[Dataset records on visual material]
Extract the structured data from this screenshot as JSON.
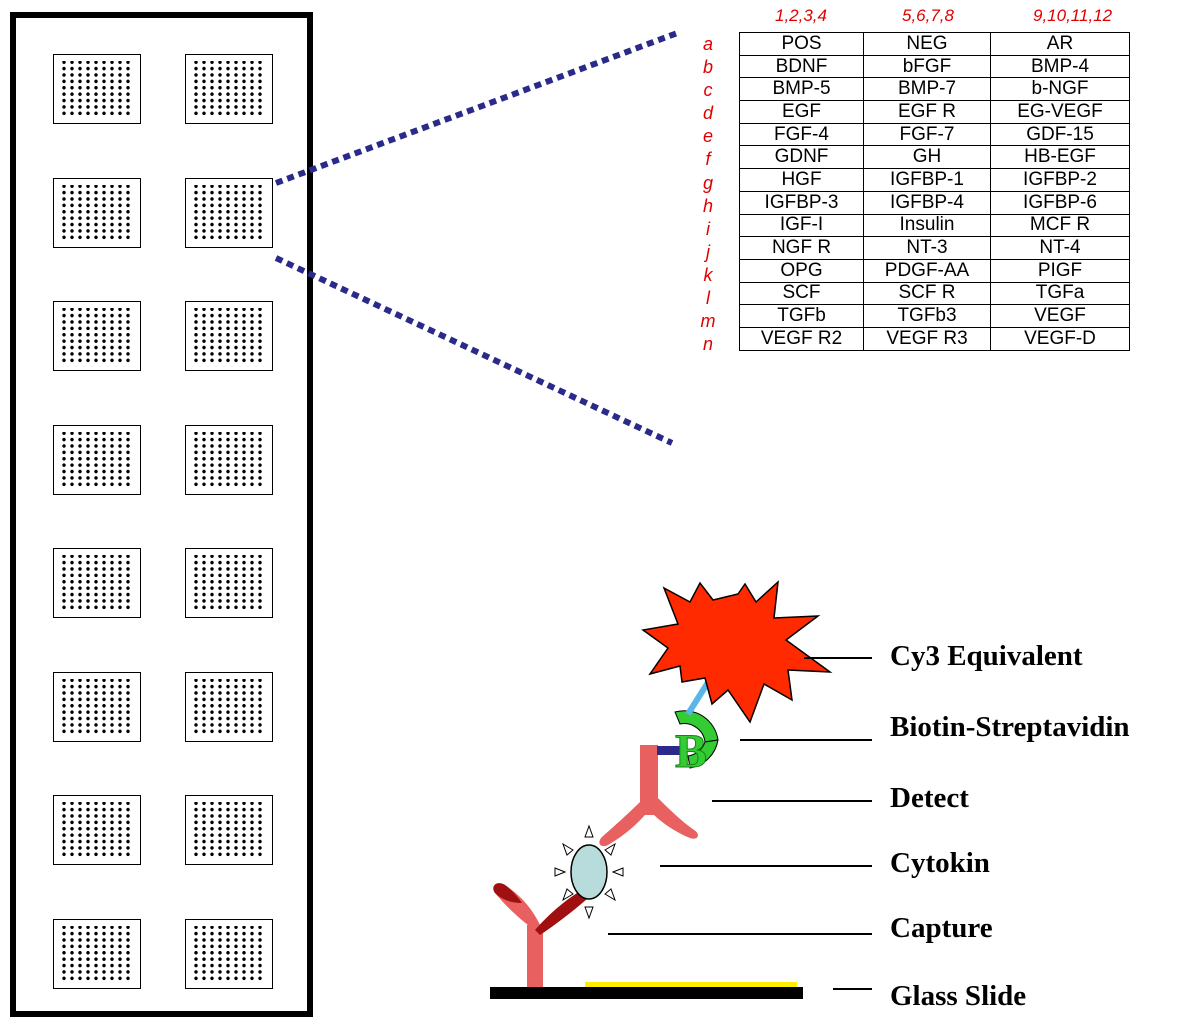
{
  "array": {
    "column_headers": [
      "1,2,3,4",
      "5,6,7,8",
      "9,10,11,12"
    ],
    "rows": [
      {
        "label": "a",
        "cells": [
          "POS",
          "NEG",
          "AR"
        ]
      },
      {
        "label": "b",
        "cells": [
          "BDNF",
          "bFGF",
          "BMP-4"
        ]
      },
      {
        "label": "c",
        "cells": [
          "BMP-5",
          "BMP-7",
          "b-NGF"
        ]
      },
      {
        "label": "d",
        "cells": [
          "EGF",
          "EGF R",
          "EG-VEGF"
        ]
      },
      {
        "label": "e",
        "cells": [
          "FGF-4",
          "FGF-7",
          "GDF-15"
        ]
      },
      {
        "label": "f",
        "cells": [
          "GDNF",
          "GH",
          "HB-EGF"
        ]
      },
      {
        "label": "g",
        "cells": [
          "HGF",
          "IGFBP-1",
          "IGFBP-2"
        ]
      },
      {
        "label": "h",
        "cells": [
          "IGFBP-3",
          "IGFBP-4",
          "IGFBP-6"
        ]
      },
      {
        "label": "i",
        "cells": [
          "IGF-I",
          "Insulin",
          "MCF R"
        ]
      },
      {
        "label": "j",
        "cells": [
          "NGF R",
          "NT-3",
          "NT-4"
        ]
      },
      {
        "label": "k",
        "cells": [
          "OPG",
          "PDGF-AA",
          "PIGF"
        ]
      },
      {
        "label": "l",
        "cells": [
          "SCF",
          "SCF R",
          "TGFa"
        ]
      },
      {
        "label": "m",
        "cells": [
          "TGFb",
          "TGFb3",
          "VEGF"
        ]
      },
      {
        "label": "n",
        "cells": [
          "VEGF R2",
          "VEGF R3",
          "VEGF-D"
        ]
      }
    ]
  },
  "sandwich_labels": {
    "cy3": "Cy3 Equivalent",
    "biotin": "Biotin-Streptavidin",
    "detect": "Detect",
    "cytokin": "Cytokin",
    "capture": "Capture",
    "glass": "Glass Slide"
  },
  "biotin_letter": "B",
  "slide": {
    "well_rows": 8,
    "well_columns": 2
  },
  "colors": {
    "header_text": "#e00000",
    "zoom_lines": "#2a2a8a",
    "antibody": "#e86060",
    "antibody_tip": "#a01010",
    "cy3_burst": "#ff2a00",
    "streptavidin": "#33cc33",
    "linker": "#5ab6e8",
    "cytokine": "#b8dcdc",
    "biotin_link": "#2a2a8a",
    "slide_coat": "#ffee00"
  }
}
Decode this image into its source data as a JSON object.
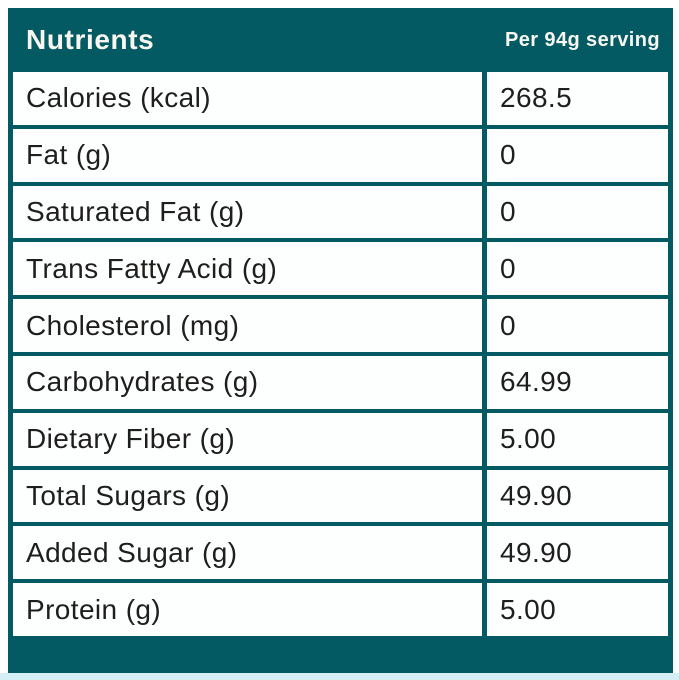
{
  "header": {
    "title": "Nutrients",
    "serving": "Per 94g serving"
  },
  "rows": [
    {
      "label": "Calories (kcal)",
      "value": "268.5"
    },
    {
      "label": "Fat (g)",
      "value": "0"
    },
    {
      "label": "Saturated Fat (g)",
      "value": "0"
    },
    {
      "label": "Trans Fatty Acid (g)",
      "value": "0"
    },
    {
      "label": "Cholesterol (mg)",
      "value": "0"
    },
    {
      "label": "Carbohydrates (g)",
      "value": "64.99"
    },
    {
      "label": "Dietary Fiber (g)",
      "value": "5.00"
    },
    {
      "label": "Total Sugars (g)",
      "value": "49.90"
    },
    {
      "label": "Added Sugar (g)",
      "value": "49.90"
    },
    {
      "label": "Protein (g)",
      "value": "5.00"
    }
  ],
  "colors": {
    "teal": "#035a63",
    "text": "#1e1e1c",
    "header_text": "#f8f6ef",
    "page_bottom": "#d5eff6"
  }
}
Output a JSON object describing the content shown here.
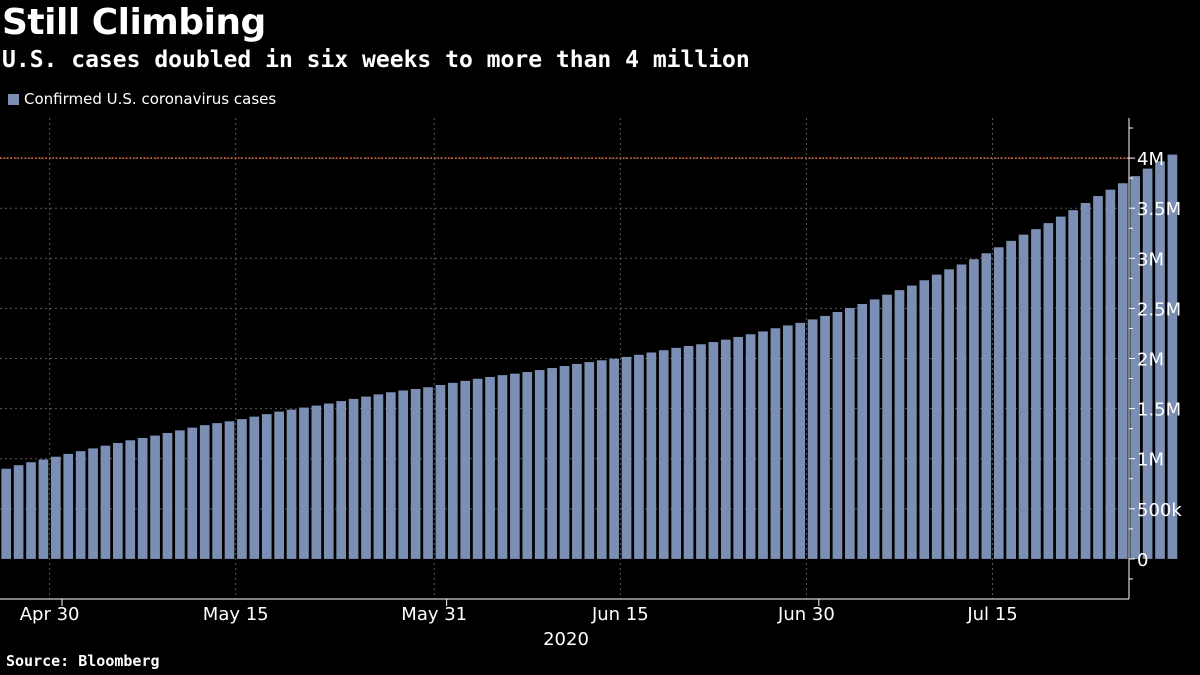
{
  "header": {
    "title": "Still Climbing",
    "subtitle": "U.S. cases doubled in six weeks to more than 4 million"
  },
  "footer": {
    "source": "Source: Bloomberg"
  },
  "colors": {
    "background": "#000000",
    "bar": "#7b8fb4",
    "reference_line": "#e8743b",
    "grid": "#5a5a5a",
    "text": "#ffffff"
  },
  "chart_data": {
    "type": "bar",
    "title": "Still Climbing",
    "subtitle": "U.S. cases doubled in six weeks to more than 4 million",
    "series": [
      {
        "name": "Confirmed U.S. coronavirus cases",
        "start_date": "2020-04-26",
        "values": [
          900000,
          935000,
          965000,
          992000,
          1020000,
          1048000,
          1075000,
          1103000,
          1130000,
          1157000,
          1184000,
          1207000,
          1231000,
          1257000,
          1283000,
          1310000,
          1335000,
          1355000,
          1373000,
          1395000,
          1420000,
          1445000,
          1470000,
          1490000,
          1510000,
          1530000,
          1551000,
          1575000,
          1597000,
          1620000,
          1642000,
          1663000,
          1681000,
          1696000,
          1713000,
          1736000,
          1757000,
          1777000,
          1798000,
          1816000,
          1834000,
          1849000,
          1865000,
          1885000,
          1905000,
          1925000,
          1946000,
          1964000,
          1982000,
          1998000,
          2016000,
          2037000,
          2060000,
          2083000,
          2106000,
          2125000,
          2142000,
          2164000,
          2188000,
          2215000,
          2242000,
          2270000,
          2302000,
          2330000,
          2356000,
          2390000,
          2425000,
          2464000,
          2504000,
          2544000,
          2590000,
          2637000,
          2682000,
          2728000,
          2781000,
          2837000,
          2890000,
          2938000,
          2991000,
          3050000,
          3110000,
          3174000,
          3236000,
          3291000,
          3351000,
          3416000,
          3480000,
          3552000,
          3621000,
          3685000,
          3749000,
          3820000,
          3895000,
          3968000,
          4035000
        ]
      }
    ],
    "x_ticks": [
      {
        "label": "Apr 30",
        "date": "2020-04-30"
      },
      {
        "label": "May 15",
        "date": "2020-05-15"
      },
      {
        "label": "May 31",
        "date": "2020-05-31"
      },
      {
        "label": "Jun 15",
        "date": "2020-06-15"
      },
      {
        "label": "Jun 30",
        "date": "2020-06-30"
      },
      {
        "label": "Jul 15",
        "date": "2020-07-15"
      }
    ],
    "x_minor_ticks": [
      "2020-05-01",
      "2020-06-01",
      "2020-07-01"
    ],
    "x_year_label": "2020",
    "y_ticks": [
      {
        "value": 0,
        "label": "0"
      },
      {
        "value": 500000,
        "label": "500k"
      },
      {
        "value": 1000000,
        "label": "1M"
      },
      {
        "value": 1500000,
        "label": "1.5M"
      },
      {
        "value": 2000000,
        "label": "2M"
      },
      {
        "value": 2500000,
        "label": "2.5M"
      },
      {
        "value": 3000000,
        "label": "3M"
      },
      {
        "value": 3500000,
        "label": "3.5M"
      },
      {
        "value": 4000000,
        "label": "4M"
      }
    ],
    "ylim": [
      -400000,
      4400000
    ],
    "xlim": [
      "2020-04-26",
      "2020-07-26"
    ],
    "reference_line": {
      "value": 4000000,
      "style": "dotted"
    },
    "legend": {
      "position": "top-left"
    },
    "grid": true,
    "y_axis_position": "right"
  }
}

Try it:
Would you give the data above again word for word, skipping any images?

Exercise response:
Extract the structured data from this screenshot as JSON.
{
  "array": {
    "column_headers": [
      "1,2,3,4",
      "5,6,7,8",
      "9,10,11,12"
    ],
    "rows": [
      {
        "label": "a",
        "cells": [
          "POS",
          "NEG",
          "AR"
        ]
      },
      {
        "label": "b",
        "cells": [
          "BDNF",
          "bFGF",
          "BMP-4"
        ]
      },
      {
        "label": "c",
        "cells": [
          "BMP-5",
          "BMP-7",
          "b-NGF"
        ]
      },
      {
        "label": "d",
        "cells": [
          "EGF",
          "EGF R",
          "EG-VEGF"
        ]
      },
      {
        "label": "e",
        "cells": [
          "FGF-4",
          "FGF-7",
          "GDF-15"
        ]
      },
      {
        "label": "f",
        "cells": [
          "GDNF",
          "GH",
          "HB-EGF"
        ]
      },
      {
        "label": "g",
        "cells": [
          "HGF",
          "IGFBP-1",
          "IGFBP-2"
        ]
      },
      {
        "label": "h",
        "cells": [
          "IGFBP-3",
          "IGFBP-4",
          "IGFBP-6"
        ]
      },
      {
        "label": "i",
        "cells": [
          "IGF-I",
          "Insulin",
          "MCF R"
        ]
      },
      {
        "label": "j",
        "cells": [
          "NGF R",
          "NT-3",
          "NT-4"
        ]
      },
      {
        "label": "k",
        "cells": [
          "OPG",
          "PDGF-AA",
          "PIGF"
        ]
      },
      {
        "label": "l",
        "cells": [
          "SCF",
          "SCF R",
          "TGFa"
        ]
      },
      {
        "label": "m",
        "cells": [
          "TGFb",
          "TGFb3",
          "VEGF"
        ]
      },
      {
        "label": "n",
        "cells": [
          "VEGF R2",
          "VEGF R3",
          "VEGF-D"
        ]
      }
    ]
  },
  "sandwich_labels": {
    "cy3": "Cy3 Equivalent",
    "biotin": "Biotin-Streptavidin",
    "detect": "Detect",
    "cytokin": "Cytokin",
    "capture": "Capture",
    "glass": "Glass Slide"
  },
  "biotin_letter": "B",
  "slide": {
    "well_rows": 8,
    "well_columns": 2
  },
  "colors": {
    "header_text": "#e00000",
    "zoom_lines": "#2a2a8a",
    "antibody": "#e86060",
    "antibody_tip": "#a01010",
    "cy3_burst": "#ff2a00",
    "streptavidin": "#33cc33",
    "linker": "#5ab6e8",
    "cytokine": "#b8dcdc",
    "biotin_link": "#2a2a8a",
    "slide_coat": "#ffee00"
  }
}
Decode this image into its source data as a JSON object.
{
  "header": {
    "title": "Nutrients",
    "serving": "Per 94g serving"
  },
  "rows": [
    {
      "label": "Calories (kcal)",
      "value": "268.5"
    },
    {
      "label": "Fat (g)",
      "value": "0"
    },
    {
      "label": "Saturated Fat (g)",
      "value": "0"
    },
    {
      "label": "Trans Fatty Acid (g)",
      "value": "0"
    },
    {
      "label": "Cholesterol (mg)",
      "value": "0"
    },
    {
      "label": "Carbohydrates (g)",
      "value": "64.99"
    },
    {
      "label": "Dietary Fiber (g)",
      "value": "5.00"
    },
    {
      "label": "Total Sugars (g)",
      "value": "49.90"
    },
    {
      "label": "Added Sugar (g)",
      "value": "49.90"
    },
    {
      "label": "Protein (g)",
      "value": "5.00"
    }
  ],
  "colors": {
    "teal": "#035a63",
    "text": "#1e1e1c",
    "header_text": "#f8f6ef",
    "page_bottom": "#d5eff6"
  }
}
Output a JSON object describing the content shown here.
{
  "header": {
    "title": "Still Climbing",
    "subtitle": "U.S. cases doubled in six weeks to more than 4 million"
  },
  "footer": {
    "source": "Source: Bloomberg"
  },
  "colors": {
    "background": "#000000",
    "bar": "#7b8fb4",
    "reference_line": "#e8743b",
    "grid": "#5a5a5a",
    "text": "#ffffff"
  },
  "chart_data": {
    "type": "bar",
    "title": "Still Climbing",
    "subtitle": "U.S. cases doubled in six weeks to more than 4 million",
    "series": [
      {
        "name": "Confirmed U.S. coronavirus cases",
        "start_date": "2020-04-26",
        "values": [
          900000,
          935000,
          965000,
          992000,
          1020000,
          1048000,
          1075000,
          1103000,
          1130000,
          1157000,
          1184000,
          1207000,
          1231000,
          1257000,
          1283000,
          1310000,
          1335000,
          1355000,
          1373000,
          1395000,
          1420000,
          1445000,
          1470000,
          1490000,
          1510000,
          1530000,
          1551000,
          1575000,
          1597000,
          1620000,
          1642000,
          1663000,
          1681000,
          1696000,
          1713000,
          1736000,
          1757000,
          1777000,
          1798000,
          1816000,
          1834000,
          1849000,
          1865000,
          1885000,
          1905000,
          1925000,
          1946000,
          1964000,
          1982000,
          1998000,
          2016000,
          2037000,
          2060000,
          2083000,
          2106000,
          2125000,
          2142000,
          2164000,
          2188000,
          2215000,
          2242000,
          2270000,
          2302000,
          2330000,
          2356000,
          2390000,
          2425000,
          2464000,
          2504000,
          2544000,
          2590000,
          2637000,
          2682000,
          2728000,
          2781000,
          2837000,
          2890000,
          2938000,
          2991000,
          3050000,
          3110000,
          3174000,
          3236000,
          3291000,
          3351000,
          3416000,
          3480000,
          3552000,
          3621000,
          3685000,
          3749000,
          3820000,
          3895000,
          3968000,
          4035000
        ]
      }
    ],
    "x_ticks": [
      {
        "label": "Apr 30",
        "date": "2020-04-30"
      },
      {
        "label": "May 15",
        "date": "2020-05-15"
      },
      {
        "label": "May 31",
        "date": "2020-05-31"
      },
      {
        "label": "Jun 15",
        "date": "2020-06-15"
      },
      {
        "label": "Jun 30",
        "date": "2020-06-30"
      },
      {
        "label": "Jul 15",
        "date": "2020-07-15"
      }
    ],
    "x_minor_ticks": [
      "2020-05-01",
      "2020-06-01",
      "2020-07-01"
    ],
    "x_year_label": "2020",
    "y_ticks": [
      {
        "value": 0,
        "label": "0"
      },
      {
        "value": 500000,
        "label": "500k"
      },
      {
        "value": 1000000,
        "label": "1M"
      },
      {
        "value": 1500000,
        "label": "1.5M"
      },
      {
        "value": 2000000,
        "label": "2M"
      },
      {
        "value": 2500000,
        "label": "2.5M"
      },
      {
        "value": 3000000,
        "label": "3M"
      },
      {
        "value": 3500000,
        "label": "3.5M"
      },
      {
        "value": 4000000,
        "label": "4M"
      }
    ],
    "ylim": [
      -400000,
      4400000
    ],
    "xlim": [
      "2020-04-26",
      "2020-07-26"
    ],
    "reference_line": {
      "value": 4000000,
      "style": "dotted"
    },
    "legend": {
      "position": "top-left"
    },
    "grid": true,
    "y_axis_position": "right"
  }
}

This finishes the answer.